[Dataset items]
- - -

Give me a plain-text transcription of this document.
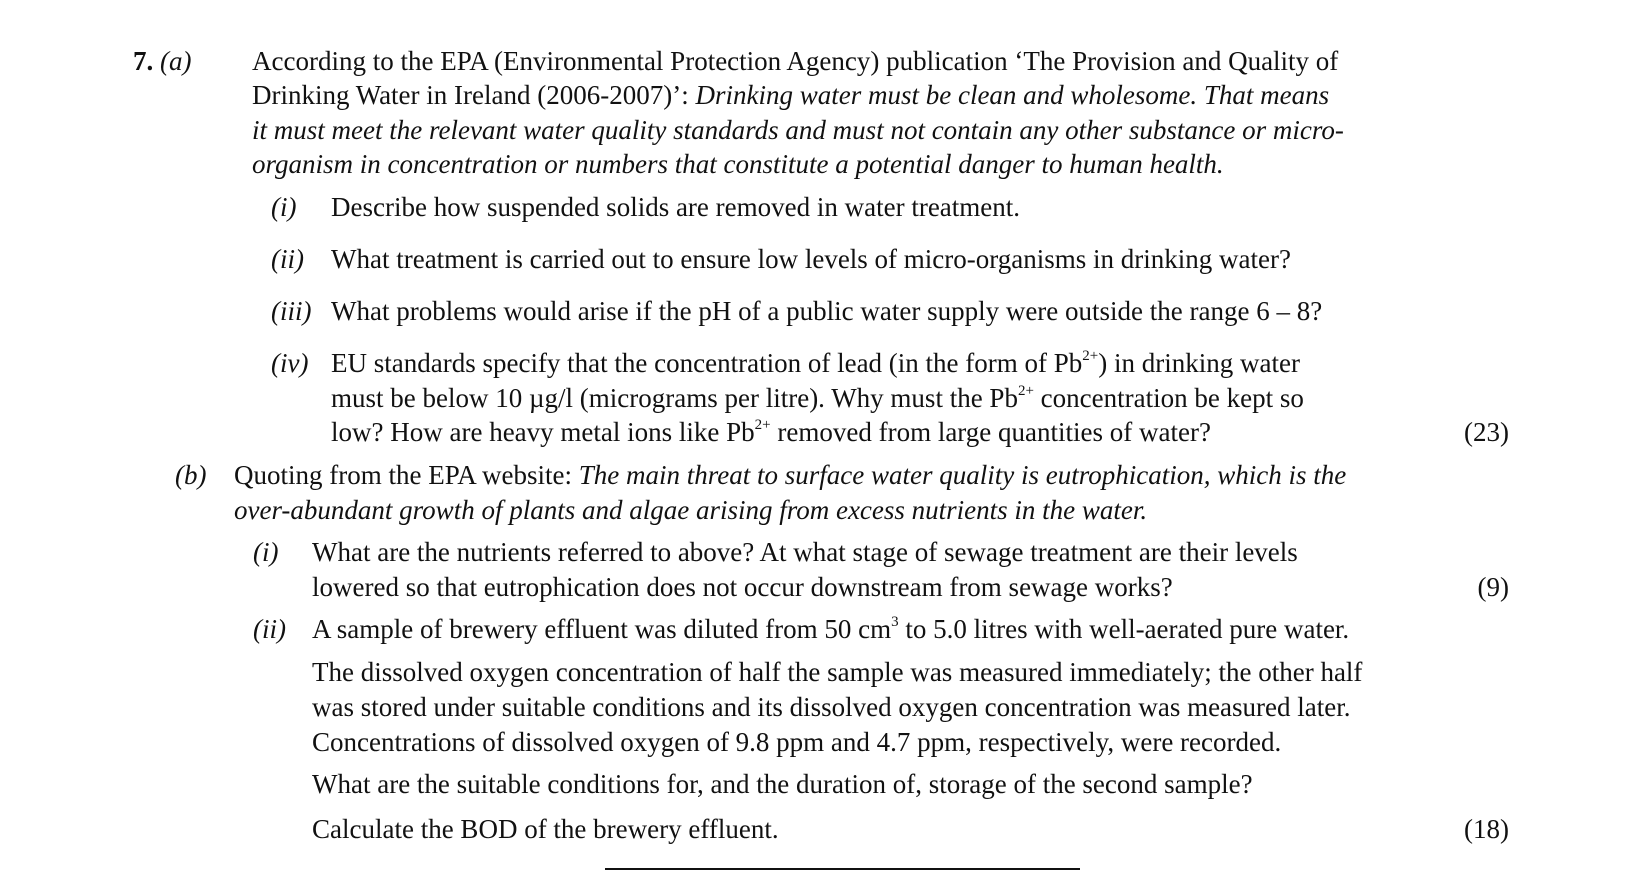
7. (a) According to the EPA (Environmental Protection Agency) publication ‘The Provision and Quality of
Drinking Water in Ireland (2006-2007)’: Drinking water must be clean and wholesome. That means
it must meet the relevant water quality standards and must not contain any other substance or micro-
organism in concentration or numbers that constitute a potential danger to human health.
(i) Describe how suspended solids are removed in water treatment.
(ii) What treatment is carried out to ensure low levels of micro-organisms in drinking water?
(iii) What problems would arise if the pH of a public water supply were outside the range 6 – 8?
(iv) EU standards specify that the concentration of lead (in the form of $Pb^{2+}$) in drinking water
must be below 10 µg/l (micrograms per litre). Why must the $Pb^{2+}$ concentration be kept so
low? How are heavy metal ions like $Pb^{2+}$ removed from large quantities of water?	(23)
(b) Quoting from the EPA website: The main threat to surface water quality is eutrophication, which is the
over-abundant growth of plants and algae arising from excess nutrients in the water.
(i) What are the nutrients referred to above? At what stage of sewage treatment are their levels
lowered so that eutrophication does not occur downstream from sewage works?	(9)
(ii) A sample of brewery effluent was diluted from 50 $cm^3$ to 5.0 litres with well-aerated pure water.
The dissolved oxygen concentration of half the sample was measured immediately; the other half
was stored under suitable conditions and its dissolved oxygen concentration was measured later.
Concentrations of dissolved oxygen of 9.8 ppm and 4.7 ppm, respectively, were recorded.
What are the suitable conditions for, and the duration of, storage of the second sample?
Calculate the BOD of the brewery effluent.	(18)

- - -

From the listing, extract all text exactly as given and drop any picture.

Complete answer
Give me a plain-text transcription of this document.
7. (a) According to the EPA (Environmental Protection Agency) publication ‘The Provision and Quality of
Drinking Water in Ireland (2006-2007)’: Drinking water must be clean and wholesome. That means
it must meet the relevant water quality standards and must not contain any other substance or micro-
organism in concentration or numbers that constitute a potential danger to human health.
(i) Describe how suspended solids are removed in water treatment.
(ii) What treatment is carried out to ensure low levels of micro-organisms in drinking water?
(iii) What problems would arise if the pH of a public water supply were outside the range 6 – 8?
(iv) EU standards specify that the concentration of lead (in the form of $Pb^{2+}$) in drinking water
must be below 10 µg/l (micrograms per litre). Why must the $Pb^{2+}$ concentration be kept so
low? How are heavy metal ions like $Pb^{2+}$ removed from large quantities of water?	(23)
(b) Quoting from the EPA website: The main threat to surface water quality is eutrophication, which is the
over-abundant growth of plants and algae arising from excess nutrients in the water.
(i) What are the nutrients referred to above? At what stage of sewage treatment are their levels
lowered so that eutrophication does not occur downstream from sewage works?	(9)
(ii) A sample of brewery effluent was diluted from 50 $cm^3$ to 5.0 litres with well-aerated pure water.
The dissolved oxygen concentration of half the sample was measured immediately; the other half
was stored under suitable conditions and its dissolved oxygen concentration was measured later.
Concentrations of dissolved oxygen of 9.8 ppm and 4.7 ppm, respectively, were recorded.
What are the suitable conditions for, and the duration of, storage of the second sample?
Calculate the BOD of the brewery effluent.	(18)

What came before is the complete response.